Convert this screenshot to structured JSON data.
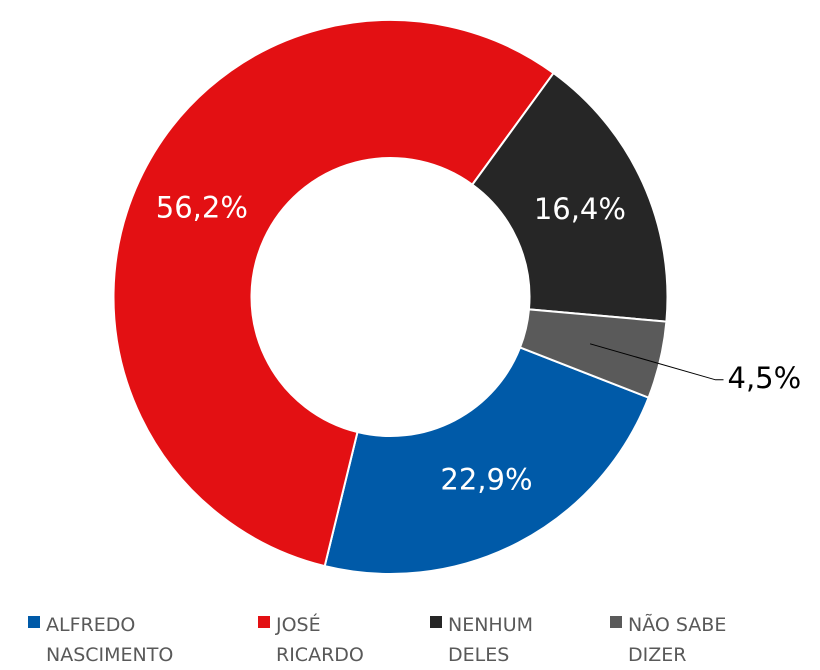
{
  "chart_data": {
    "type": "donut",
    "categories": [
      "ALFREDO NASCIMENTO",
      "JOSÉ RICARDO",
      "NENHUM DELES",
      "NÃO SABE DIZER"
    ],
    "values": [
      22.9,
      56.2,
      16.4,
      4.5
    ],
    "value_labels": [
      "22,9%",
      "56,2%",
      "16,4%",
      "4,5%"
    ],
    "colors": [
      "#005aa8",
      "#e31013",
      "#262626",
      "#5a5a5a"
    ],
    "legend": "bottom"
  }
}
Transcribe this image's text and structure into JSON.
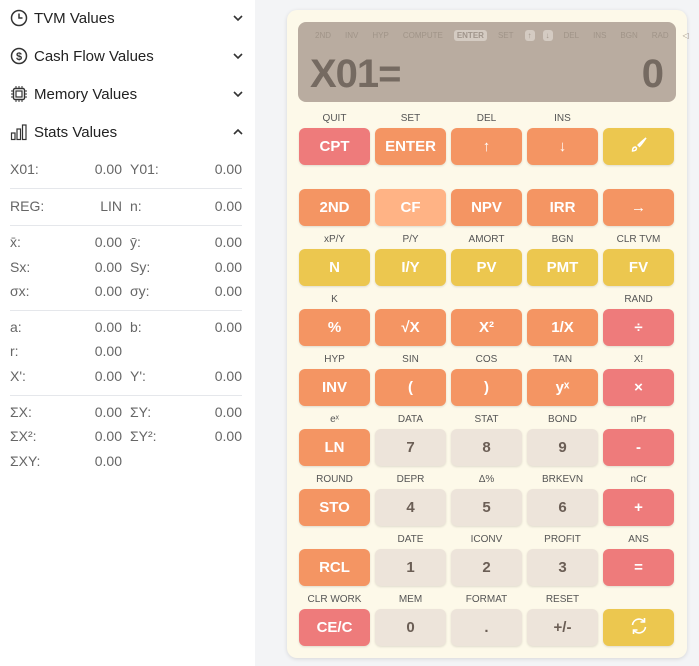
{
  "sidebar": {
    "sections": [
      {
        "label": "TVM Values",
        "icon": "clock-icon",
        "expanded": false
      },
      {
        "label": "Cash Flow Values",
        "icon": "dollar-circle-icon",
        "expanded": false
      },
      {
        "label": "Memory Values",
        "icon": "chip-icon",
        "expanded": false
      },
      {
        "label": "Stats Values",
        "icon": "bar-chart-icon",
        "expanded": true
      }
    ],
    "stats": [
      [
        [
          "X01:",
          "0.00",
          "Y01:",
          "0.00"
        ]
      ],
      [
        [
          "REG:",
          "LIN",
          "n:",
          "0.00"
        ]
      ],
      [
        [
          "x̄:",
          "0.00",
          "ȳ:",
          "0.00"
        ],
        [
          "Sx:",
          "0.00",
          "Sy:",
          "0.00"
        ],
        [
          "σx:",
          "0.00",
          "σy:",
          "0.00"
        ]
      ],
      [
        [
          "a:",
          "0.00",
          "b:",
          "0.00"
        ],
        [
          "r:",
          "0.00",
          "",
          ""
        ],
        [
          "X':",
          "0.00",
          "Y':",
          "0.00"
        ]
      ],
      [
        [
          "ΣX:",
          "0.00",
          "ΣY:",
          "0.00"
        ],
        [
          "ΣX²:",
          "0.00",
          "ΣY²:",
          "0.00"
        ],
        [
          "ΣXY:",
          "0.00",
          "",
          ""
        ]
      ]
    ]
  },
  "display": {
    "indicators": [
      {
        "t": "2ND"
      },
      {
        "t": "INV"
      },
      {
        "t": "HYP"
      },
      {
        "t": "COMPUTE"
      },
      {
        "t": "ENTER",
        "on": true
      },
      {
        "t": "SET"
      },
      {
        "t": "↑",
        "on": true
      },
      {
        "t": "↓",
        "on": true
      },
      {
        "t": "DEL"
      },
      {
        "t": "INS"
      },
      {
        "t": "BGN"
      },
      {
        "t": "RAD"
      },
      {
        "t": "◁"
      },
      {
        "t": "+"
      }
    ],
    "label": "X01=",
    "value": "0"
  },
  "colors": {
    "pink": "#ee7b7b",
    "orange": "#f49563",
    "yellow": "#ecc74f",
    "light": "#ffb385",
    "beige": "#ede4da"
  },
  "keys": [
    [
      [
        "CPT",
        "QUIT",
        "pink"
      ],
      [
        "ENTER",
        "SET",
        "orange"
      ],
      [
        "↑",
        "DEL",
        "orange"
      ],
      [
        "↓",
        "INS",
        "orange"
      ],
      [
        "",
        "",
        "yellow",
        "brush-icon"
      ]
    ],
    [
      [
        "2ND",
        "",
        "orange"
      ],
      [
        "CF",
        "",
        "light"
      ],
      [
        "NPV",
        "",
        "orange"
      ],
      [
        "IRR",
        "",
        "orange"
      ],
      [
        "→",
        "",
        "orange"
      ]
    ],
    [
      [
        "N",
        "xP/Y",
        "yellow"
      ],
      [
        "I/Y",
        "P/Y",
        "yellow"
      ],
      [
        "PV",
        "AMORT",
        "yellow"
      ],
      [
        "PMT",
        "BGN",
        "yellow"
      ],
      [
        "FV",
        "CLR TVM",
        "yellow"
      ]
    ],
    [
      [
        "%",
        "K",
        "orange"
      ],
      [
        "√X",
        "",
        "orange"
      ],
      [
        "X²",
        "",
        "orange"
      ],
      [
        "1/X",
        "",
        "orange"
      ],
      [
        "÷",
        "RAND",
        "pink"
      ]
    ],
    [
      [
        "INV",
        "HYP",
        "orange"
      ],
      [
        "(",
        "SIN",
        "orange"
      ],
      [
        ")",
        "COS",
        "orange"
      ],
      [
        "yˣ",
        "TAN",
        "orange"
      ],
      [
        "×",
        "X!",
        "pink"
      ]
    ],
    [
      [
        "LN",
        "eˣ",
        "orange"
      ],
      [
        "7",
        "DATA",
        "beige"
      ],
      [
        "8",
        "STAT",
        "beige"
      ],
      [
        "9",
        "BOND",
        "beige"
      ],
      [
        "-",
        "nPr",
        "pink"
      ]
    ],
    [
      [
        "STO",
        "ROUND",
        "orange"
      ],
      [
        "4",
        "DEPR",
        "beige"
      ],
      [
        "5",
        "Δ%",
        "beige"
      ],
      [
        "6",
        "BRKEVN",
        "beige"
      ],
      [
        "+",
        "nCr",
        "pink"
      ]
    ],
    [
      [
        "RCL",
        "",
        "orange"
      ],
      [
        "1",
        "DATE",
        "beige"
      ],
      [
        "2",
        "ICONV",
        "beige"
      ],
      [
        "3",
        "PROFIT",
        "beige"
      ],
      [
        "=",
        "ANS",
        "pink"
      ]
    ],
    [
      [
        "CE/C",
        "CLR WORK",
        "pink"
      ],
      [
        "0",
        "MEM",
        "beige"
      ],
      [
        ".",
        "FORMAT",
        "beige"
      ],
      [
        "+/-",
        "RESET",
        "beige"
      ],
      [
        "",
        "",
        "yellow",
        "refresh-icon"
      ]
    ]
  ]
}
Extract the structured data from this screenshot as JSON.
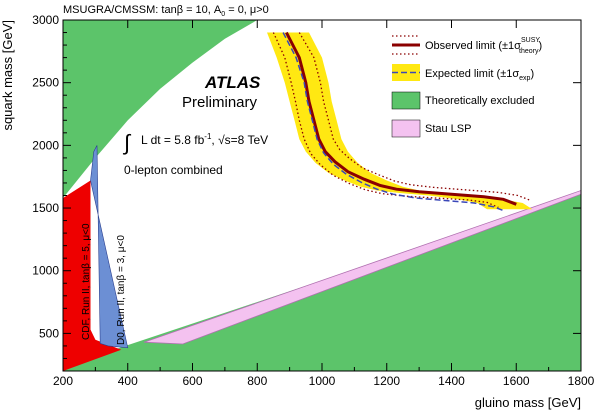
{
  "header": {
    "model_prefix": "MSUGRA/CMSSM: tan",
    "beta": "β",
    "eq10": " = 10, A",
    "sub0": "0",
    "rest": " = 0, μ>0"
  },
  "atlas": {
    "name": "ATLAS",
    "status": "Preliminary"
  },
  "lumi": {
    "integral": "∫",
    "text1": "L dt = 5.8 fb",
    "sup": "-1",
    "text2": ",   √s=8 TeV"
  },
  "channel": "0-lepton combined",
  "colors": {
    "green": "#5cc46a",
    "yellow": "#ffe812",
    "observed": "#8b0000",
    "expected": "#3a47b8",
    "cdf": "#ee0000",
    "d0": "#6c8fd4",
    "stau": "#f4c2f0",
    "stau_edge": "#b070b0"
  },
  "legend": {
    "observed": {
      "main": "Observed limit (±1σ",
      "sup": "SUSY",
      "sub": "theory",
      "close": ")"
    },
    "expected": {
      "main": "Expected limit (±1σ",
      "sub": "exp",
      "close": ")"
    },
    "excluded": "Theoretically excluded",
    "stau": "Stau LSP"
  },
  "labels": {
    "cdf": "CDF, Run II, tanβ = 5, μ<0",
    "d0": "D0, Run II, tanβ = 3, μ<0"
  },
  "chart_data": {
    "type": "line",
    "xlabel": "gluino mass [GeV]",
    "ylabel": "squark mass [GeV]",
    "xlim": [
      200,
      1800
    ],
    "ylim": [
      200,
      3000
    ],
    "xticks": [
      200,
      400,
      600,
      800,
      1000,
      1200,
      1400,
      1600,
      1800
    ],
    "yticks": [
      500,
      1000,
      1500,
      2000,
      2500,
      3000
    ],
    "grid": false,
    "legend_position": "top-right",
    "series": [
      {
        "name": "Observed limit",
        "x": [
          890,
          930,
          950,
          960,
          975,
          990,
          1010,
          1040,
          1080,
          1130,
          1180,
          1230,
          1300,
          1400,
          1500,
          1560,
          1600
        ],
        "y": [
          2900,
          2700,
          2500,
          2350,
          2200,
          2050,
          1950,
          1870,
          1790,
          1730,
          1680,
          1650,
          1630,
          1610,
          1590,
          1570,
          1530
        ]
      },
      {
        "name": "Expected limit",
        "x": [
          880,
          920,
          945,
          955,
          970,
          985,
          1005,
          1035,
          1075,
          1125,
          1170,
          1220,
          1290,
          1380,
          1470,
          1530,
          1560
        ],
        "y": [
          2900,
          2700,
          2500,
          2350,
          2200,
          2050,
          1940,
          1850,
          1770,
          1700,
          1650,
          1610,
          1580,
          1560,
          1540,
          1510,
          1480
        ]
      },
      {
        "name": "Observed -1σ theory",
        "x": [
          850,
          885,
          905,
          918,
          930,
          945,
          965,
          995,
          1035,
          1085,
          1135,
          1185,
          1255,
          1350,
          1450,
          1510,
          1545
        ],
        "y": [
          2900,
          2700,
          2500,
          2350,
          2200,
          2050,
          1935,
          1845,
          1760,
          1695,
          1645,
          1615,
          1595,
          1580,
          1565,
          1545,
          1505
        ]
      },
      {
        "name": "Observed +1σ theory",
        "x": [
          930,
          975,
          995,
          1005,
          1020,
          1035,
          1055,
          1085,
          1125,
          1175,
          1225,
          1275,
          1345,
          1445,
          1545,
          1605,
          1645
        ],
        "y": [
          2900,
          2700,
          2500,
          2350,
          2200,
          2050,
          1965,
          1895,
          1820,
          1765,
          1715,
          1685,
          1665,
          1645,
          1625,
          1600,
          1560
        ]
      },
      {
        "name": "Expected ±1σ band",
        "x_lower": [
          830,
          860,
          885,
          900,
          915,
          930,
          950,
          980,
          1020,
          1070,
          1120,
          1170,
          1240,
          1330,
          1420,
          1480,
          1510
        ],
        "x_upper": [
          960,
          1000,
          1020,
          1030,
          1045,
          1060,
          1080,
          1110,
          1150,
          1200,
          1250,
          1300,
          1370,
          1470,
          1560,
          1620,
          1650
        ],
        "y": [
          2900,
          2700,
          2500,
          2350,
          2200,
          2050,
          1950,
          1860,
          1780,
          1720,
          1670,
          1640,
          1620,
          1600,
          1570,
          1540,
          1490
        ]
      }
    ],
    "regions": [
      {
        "name": "Theoretically excluded (upper)",
        "boundary_x": [
          200,
          300,
          400,
          500,
          600,
          700,
          800
        ],
        "boundary_y": [
          1580,
          1900,
          2200,
          2450,
          2660,
          2850,
          3000
        ]
      },
      {
        "name": "Theoretically excluded (lower)",
        "edge": [
          [
            370,
            380
          ],
          [
            1800,
            1610
          ]
        ]
      },
      {
        "name": "Stau LSP",
        "edge": [
          [
            450,
            430
          ],
          [
            1800,
            1640
          ]
        ]
      },
      {
        "name": "CDF, Run II, tanβ = 5, μ<0",
        "x": [
          200,
          200,
          285,
          285,
          300,
          380
        ],
        "y": [
          200,
          1580,
          1720,
          530,
          450,
          370
        ]
      },
      {
        "name": "D0, Run II, tanβ = 3, μ<0",
        "x": [
          285,
          295,
          305,
          315,
          340,
          400
        ],
        "y": [
          1720,
          1950,
          2000,
          420,
          400,
          385
        ]
      }
    ]
  }
}
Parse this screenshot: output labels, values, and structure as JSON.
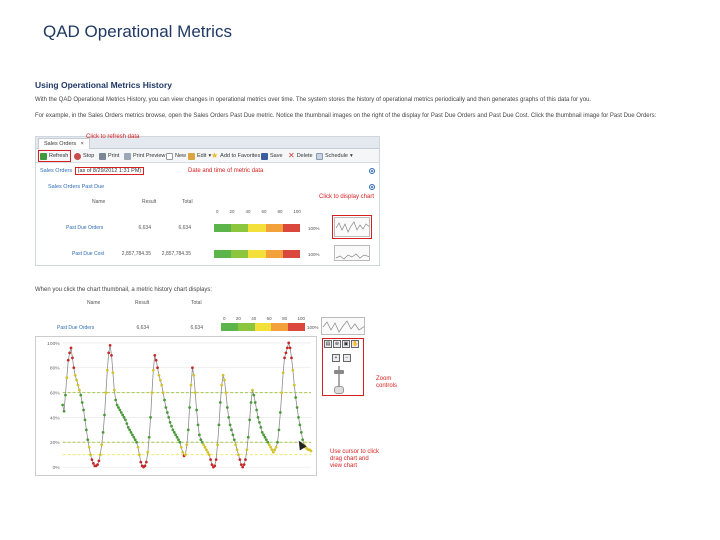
{
  "page": {
    "title": "QAD Operational Metrics"
  },
  "doc": {
    "heading": "Using Operational Metrics History",
    "para1": "With the QAD Operational Metrics History, you can view changes in operational metrics over time. The system stores the history of operational metrics periodically and then generates graphs of this data for you.",
    "para2": "For example, in the Sales Orders metrics browse, open the Sales Orders Past Due metric. Notice the thumbnail images on the right of the display for Past Due Orders and Past Due Cost. Click the thumbnail image for Past Due Orders:",
    "para3": "When you click the chart thumbnail, a metric history chart displays:"
  },
  "screenshot1": {
    "tab_label": "Sales Orders",
    "tab_close": "×",
    "toolbar": {
      "refresh": "Refresh",
      "stop": "Stop",
      "print": "Print",
      "print_preview": "Print Preview",
      "new": "New",
      "edit": "Edit",
      "add_favorites": "Add to Favorites",
      "save": "Save",
      "delete": "Delete",
      "schedule": "Schedule"
    },
    "callout_refresh": "Click to refresh data",
    "breadcrumb_prefix": "Sales Orders",
    "timestamp": "(as of 8/29/2012 1:31 PM)",
    "callout_timestamp": "Date and time of metric data",
    "section_title": "Sales Orders Past Due",
    "callout_chart": "Click to display chart",
    "columns": {
      "name": "Name",
      "result": "Result",
      "total": "Total"
    },
    "scale_ticks": [
      "0",
      "20",
      "40",
      "60",
      "80",
      "100"
    ],
    "rows": [
      {
        "name": "Past Due Orders",
        "result": "6,634",
        "total": "6,634",
        "pct": "100%"
      },
      {
        "name": "Past Due Cost",
        "result": "2,857,784.35",
        "total": "2,857,784.35",
        "pct": "100%"
      }
    ]
  },
  "screenshot2": {
    "columns": {
      "name": "Name",
      "result": "Result",
      "total": "Total"
    },
    "scale_ticks": [
      "0",
      "20",
      "40",
      "60",
      "80",
      "100"
    ],
    "row": {
      "name": "Past Due Orders",
      "result": "6,634",
      "total": "6,634",
      "pct": "100%"
    },
    "callout_zoom": "Zoom controls",
    "callout_drag": "Use cursor to click drag chart and view chart"
  },
  "colors": {
    "title": "#1f3864",
    "callout": "#d62020",
    "link": "#2e6db4",
    "series": "#8a8a8a"
  },
  "chart_data": {
    "type": "line",
    "title": "",
    "xlabel": "",
    "ylabel": "",
    "ylim": [
      0,
      100
    ],
    "yticks": [
      "100%",
      "80%",
      "60%",
      "40%",
      "20%",
      "0%"
    ],
    "grid": true,
    "threshold_lines": [
      {
        "value": 60,
        "color": "#a6c84c"
      },
      {
        "value": 20,
        "color": "#a6c84c"
      },
      {
        "value": 10,
        "color": "#f0e35a"
      }
    ],
    "series": [
      {
        "values": [
          50,
          45,
          58,
          72,
          86,
          92,
          96,
          88,
          80,
          74,
          70,
          66,
          62,
          58,
          52,
          46,
          38,
          30,
          22,
          16,
          10,
          6,
          3,
          1,
          1,
          2,
          5,
          10,
          18,
          28,
          42,
          60,
          78,
          92,
          98,
          90,
          76,
          62,
          54,
          50,
          48,
          46,
          44,
          42,
          40,
          38,
          35,
          32,
          30,
          28,
          26,
          24,
          22,
          20,
          16,
          10,
          4,
          1,
          0,
          1,
          4,
          12,
          24,
          40,
          60,
          78,
          90,
          86,
          80,
          74,
          70,
          66,
          60,
          54,
          48,
          44,
          40,
          36,
          33,
          30,
          28,
          26,
          24,
          22,
          20,
          16,
          12,
          9,
          10,
          18,
          30,
          48,
          66,
          80,
          74,
          60,
          46,
          34,
          26,
          22,
          20,
          18,
          16,
          14,
          12,
          10,
          6,
          2,
          0,
          1,
          6,
          18,
          34,
          52,
          66,
          74,
          70,
          60,
          48,
          40,
          34,
          30,
          26,
          22,
          18,
          14,
          10,
          6,
          2,
          0,
          2,
          6,
          14,
          24,
          38,
          52,
          62,
          58,
          52,
          46,
          40,
          36,
          32,
          28,
          26,
          24,
          22,
          20,
          18,
          16,
          14,
          12,
          14,
          16,
          20,
          30,
          44,
          60,
          76,
          88,
          92,
          96,
          100,
          96,
          88,
          78,
          66,
          56,
          48,
          40,
          34,
          28,
          22,
          18,
          16,
          15,
          14,
          14,
          13
        ]
      }
    ]
  }
}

** TASK OBJECTIVE **
Search the entries for the word "theory", then list each line that holds it.

** FINAL RESULT **
      "sub": "theory",
        "name": "Observed -1σ theory",
        "name": "Observed +1σ theory",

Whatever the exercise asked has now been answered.